» Requirement
Rewrite the part of the items that opens with the line containing "fold-chevron-icon[interactable]: ⌄ bbox=[1051, 463, 1059, 480]" and closes with the line containing "record-icon[interactable]: ◉ bbox=[567, 134, 587, 154]", changing "header" to "banner" and leaving everything else as it is.
============================================================
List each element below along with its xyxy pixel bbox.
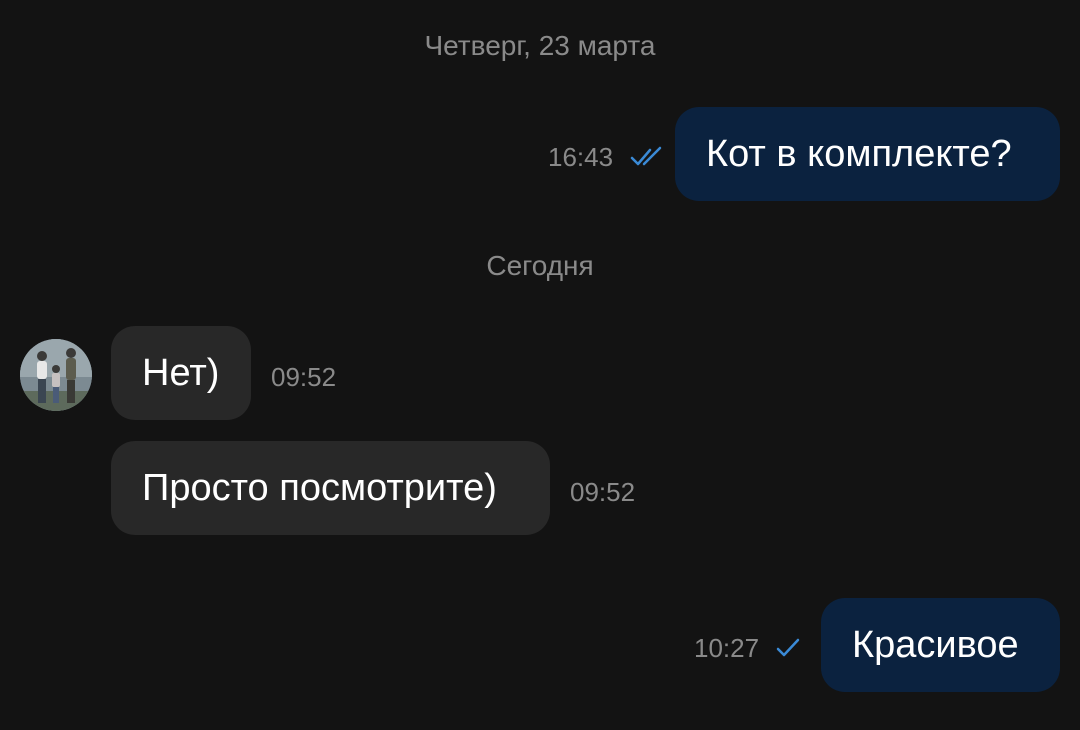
message-bubble-outgoing[interactable]: Кот в комплекте? xyxy=(675,107,1060,201)
message-text: Просто посмотрите) xyxy=(142,467,497,509)
message-time: 16:43 xyxy=(548,142,614,172)
double-check-icon xyxy=(630,146,662,166)
message-time: 09:52 xyxy=(271,362,337,392)
message-text: Нет) xyxy=(142,352,220,394)
message-bubble-incoming[interactable]: Просто посмотрите) xyxy=(111,441,550,535)
date-separator: Сегодня xyxy=(486,250,594,281)
message-time: 09:52 xyxy=(570,477,636,507)
message-time: 10:27 xyxy=(694,633,760,663)
single-check-icon xyxy=(776,638,800,657)
contact-avatar[interactable] xyxy=(20,339,92,411)
avatar-photo-icon xyxy=(20,339,92,411)
message-text: Красивое xyxy=(852,624,1019,666)
message-bubble-incoming[interactable]: Нет) xyxy=(111,326,251,420)
message-bubble-outgoing[interactable]: Красивое xyxy=(821,598,1060,692)
date-separator: Четверг, 23 марта xyxy=(424,30,656,61)
message-text: Кот в комплекте? xyxy=(706,133,1012,175)
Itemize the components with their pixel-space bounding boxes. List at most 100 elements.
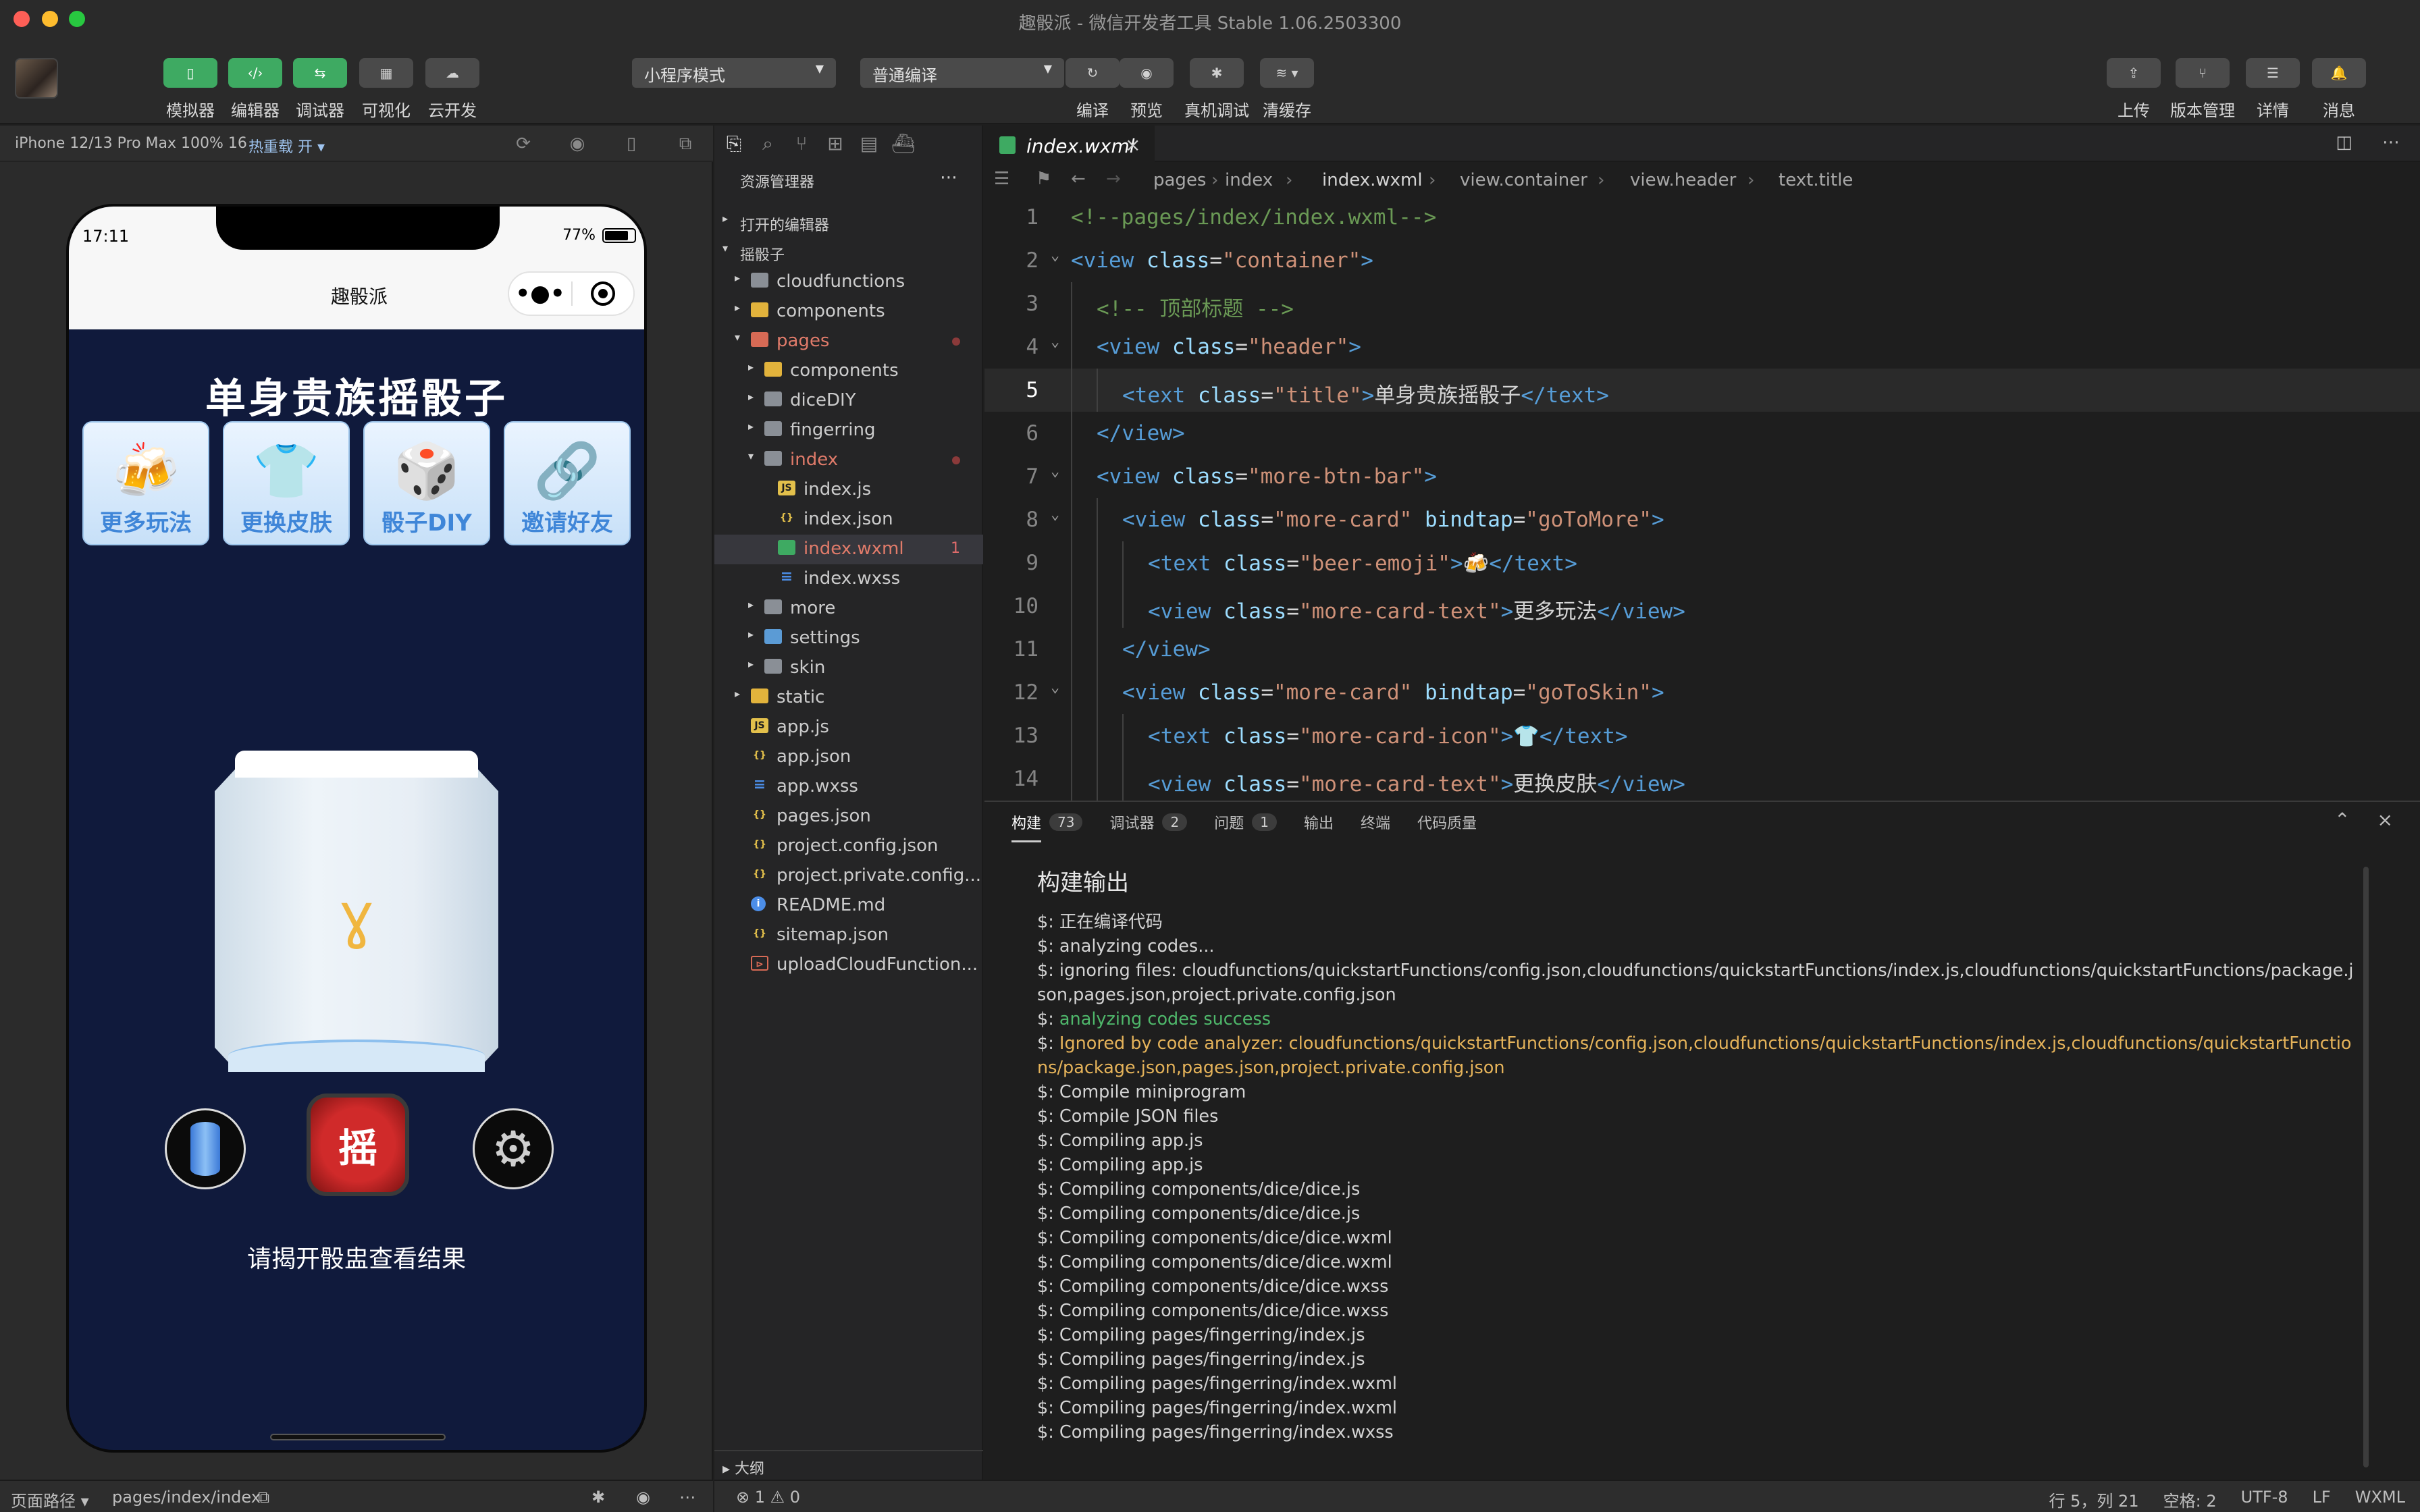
fold-chevron-icon[interactable]: ⌄ bbox=[1051, 463, 1059, 480]
crumb-index[interactable]: index bbox=[1225, 170, 1273, 190]
file-tree-item[interactable]: JS index.js bbox=[714, 475, 983, 505]
code-line[interactable]: 4 ⌄ <view class="header"> bbox=[984, 325, 2420, 369]
code-editor[interactable]: 1 <!--pages/index/index.wxml--> 2 ⌄ <view cl… bbox=[984, 196, 2420, 801]
record-icon[interactable]: ◉ bbox=[567, 134, 587, 154]
shake-button[interactable]: 摇 bbox=[307, 1094, 409, 1196]
split-editor-icon[interactable]: ◫ bbox=[2336, 132, 2352, 153]
panel-tab[interactable]: 问题 1 bbox=[1214, 809, 1277, 836]
device-select[interactable]: iPhone 12/13 Pro Max 100% 16 bbox=[15, 135, 247, 152]
code-line[interactable]: 14 <view class="more-card-text">更换皮肤</vie… bbox=[984, 757, 2420, 801]
compile-button[interactable]: ↻ 编译 bbox=[1066, 58, 1120, 121]
encoding[interactable]: UTF-8 bbox=[2241, 1488, 2288, 1511]
cup-style-button[interactable] bbox=[165, 1108, 246, 1189]
change-skin-card[interactable]: 👕 更换皮肤 bbox=[223, 421, 350, 545]
code-line[interactable]: 8 ⌄ <view class="more-card" bindtap="goToM… bbox=[984, 498, 2420, 541]
code-line[interactable]: 2 ⌄ <view class="container"> bbox=[984, 239, 2420, 282]
file-tree-item[interactable]: index.wxml 1 bbox=[714, 535, 983, 564]
tab-index-wxml[interactable]: index.wxml × bbox=[984, 126, 1155, 162]
file-tree-item[interactable]: i README.md bbox=[714, 891, 983, 921]
folder-tree-item[interactable]: ▸ cloudfunctions bbox=[714, 267, 983, 297]
copy-icon[interactable]: ⧉ bbox=[258, 1488, 269, 1507]
cloud-dev-button[interactable]: ☁ 云开发 bbox=[425, 58, 479, 121]
file-tree-item[interactable]: {} app.json bbox=[714, 742, 983, 772]
crumb-view-container[interactable]: view.container bbox=[1460, 170, 1587, 190]
fold-chevron-icon[interactable]: ⌄ bbox=[1051, 247, 1059, 264]
folder-tree-item[interactable]: ▸ static bbox=[714, 683, 983, 713]
panel-tab[interactable]: 构建 73 bbox=[1011, 809, 1083, 842]
cursor-position[interactable]: 行 5，列 21 bbox=[2049, 1488, 2139, 1511]
file-tree-item[interactable]: ≡ index.wxss bbox=[714, 564, 983, 594]
code-line[interactable]: 7 ⌄ <view class="more-btn-bar"> bbox=[984, 455, 2420, 498]
settings-button[interactable]: ⚙ bbox=[473, 1108, 554, 1189]
fold-chevron-icon[interactable]: ⌄ bbox=[1051, 679, 1059, 696]
chevron-up-icon[interactable]: ⌃ bbox=[2334, 809, 2350, 831]
source-control-icon[interactable]: ⑂ bbox=[790, 132, 813, 155]
project-section[interactable]: ▾ 摇骰子 bbox=[714, 238, 983, 267]
remote-debug-button[interactable]: ✱ 真机调试 bbox=[1184, 58, 1249, 121]
invite-friends-card[interactable]: 🔗 邀请好友 bbox=[504, 421, 631, 545]
crumb-file[interactable]: index.wxml bbox=[1322, 170, 1423, 190]
debugger-toggle-button[interactable]: ⇆ 调试器 bbox=[293, 58, 347, 121]
extensions-icon[interactable]: ⊞ bbox=[824, 132, 847, 155]
indentation[interactable]: 空格: 2 bbox=[2163, 1488, 2217, 1511]
bookmark-icon[interactable]: ⚑ bbox=[1036, 169, 1051, 189]
compile-mode-select[interactable]: 普通编译 ▼ bbox=[860, 58, 1064, 88]
more-dots-icon[interactable]: •●• bbox=[509, 282, 571, 305]
back-arrow-icon[interactable]: ← bbox=[1071, 169, 1086, 189]
more-icon[interactable]: ⋯ bbox=[940, 167, 957, 188]
bug-icon[interactable]: ✱ bbox=[591, 1488, 605, 1507]
folder-tree-item[interactable]: ▾ index bbox=[714, 446, 983, 475]
folder-tree-item[interactable]: ▸ components bbox=[714, 297, 983, 327]
avatar[interactable] bbox=[15, 58, 58, 99]
file-tree-item[interactable]: {} pages.json bbox=[714, 802, 983, 832]
dice-cup[interactable]: ɣ bbox=[215, 751, 498, 1072]
crumb-text-title[interactable]: text.title bbox=[1779, 170, 1853, 190]
code-line[interactable]: 5 <text class="title">单身贵族摇骰子</text> bbox=[984, 369, 2420, 412]
panel-tab[interactable]: 调试器 2 bbox=[1109, 809, 1188, 836]
panel-tab[interactable]: 终端 bbox=[1361, 809, 1390, 836]
list-icon[interactable]: ☰ bbox=[994, 169, 1009, 189]
more-icon[interactable]: ⋯ bbox=[2382, 132, 2400, 153]
more-icon[interactable]: ⋯ bbox=[679, 1488, 695, 1507]
code-line[interactable]: 6 </view> bbox=[984, 412, 2420, 455]
mode-select[interactable]: 小程序模式 ▼ bbox=[632, 58, 836, 88]
folder-tree-item[interactable]: ▸ settings bbox=[714, 624, 983, 653]
language-mode[interactable]: WXML bbox=[2355, 1488, 2405, 1511]
docker-icon[interactable]: ⛴ bbox=[891, 132, 916, 155]
open-editors-section[interactable]: ▸ 打开的编辑器 bbox=[714, 208, 983, 238]
crumb-pages[interactable]: pages bbox=[1153, 170, 1206, 190]
end-of-line[interactable]: LF bbox=[2313, 1488, 2331, 1511]
file-tree-item[interactable]: ⊳ uploadCloudFunction... bbox=[714, 950, 983, 980]
fold-chevron-icon[interactable]: ⌄ bbox=[1051, 333, 1059, 350]
code-line[interactable]: 13 <text class="more-card-icon">👕</text> bbox=[984, 714, 2420, 757]
file-tree-item[interactable]: ≡ app.wxss bbox=[714, 772, 983, 802]
version-control-button[interactable]: ⑂ 版本管理 bbox=[2170, 58, 2235, 121]
problems-indicator[interactable]: ⊗ 1 ⚠ 0 bbox=[736, 1488, 800, 1507]
hot-reload-toggle[interactable]: 热重载 开 ▾ bbox=[248, 135, 325, 157]
code-line[interactable]: 11 </view> bbox=[984, 628, 2420, 671]
file-tree-item[interactable]: {} project.private.config... bbox=[714, 861, 983, 891]
close-target-icon[interactable] bbox=[573, 281, 633, 306]
folder-tree-item[interactable]: ▸ more bbox=[714, 594, 983, 624]
panel-tab[interactable]: 输出 bbox=[1304, 809, 1334, 836]
popout-icon[interactable]: ⧉ bbox=[675, 134, 695, 154]
search-icon[interactable]: ⌕ bbox=[756, 132, 779, 155]
folder-tree-item[interactable]: ▸ skin bbox=[714, 653, 983, 683]
crumb-view-header[interactable]: view.header bbox=[1630, 170, 1736, 190]
folder-tree-item[interactable]: ▸ components bbox=[714, 356, 983, 386]
code-line[interactable]: 9 <text class="beer-emoji">🍻</text> bbox=[984, 541, 2420, 585]
simulator-toggle-button[interactable]: ▯ 模拟器 bbox=[163, 58, 217, 121]
file-tree-item[interactable]: {} index.json bbox=[714, 505, 983, 535]
fold-chevron-icon[interactable]: ⌄ bbox=[1051, 506, 1059, 523]
phone-icon[interactable]: ▯ bbox=[621, 134, 641, 154]
close-icon[interactable]: × bbox=[2377, 809, 2393, 831]
forward-arrow-icon[interactable]: → bbox=[1106, 169, 1121, 189]
files-icon[interactable]: ⎘ bbox=[722, 132, 745, 155]
preview-button[interactable]: ◉ 预览 bbox=[1120, 58, 1174, 121]
details-button[interactable]: ☰ 详情 bbox=[2246, 58, 2300, 121]
folder-tree-item[interactable]: ▸ diceDIY bbox=[714, 386, 983, 416]
visual-toggle-button[interactable]: ▦ 可视化 bbox=[359, 58, 413, 121]
eye-icon[interactable]: ◉ bbox=[636, 1488, 650, 1507]
file-tree-item[interactable]: JS app.js bbox=[714, 713, 983, 742]
code-line[interactable]: 10 <view class="more-card-text">更多玩法</vie… bbox=[984, 585, 2420, 628]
============================================================
» Problem solution
fold-chevron-icon[interactable]: ⌄ bbox=[1051, 463, 1059, 480]
crumb-index[interactable]: index bbox=[1225, 170, 1273, 190]
file-tree-item[interactable]: JS index.js bbox=[714, 475, 983, 505]
code-line[interactable]: 4 ⌄ <view class="banner"> bbox=[984, 325, 2420, 369]
code-editor[interactable]: 1 <!--pages/index/index.wxml--> 2 ⌄ <view cl… bbox=[984, 196, 2420, 801]
record-icon[interactable]: ◉ bbox=[567, 134, 587, 154]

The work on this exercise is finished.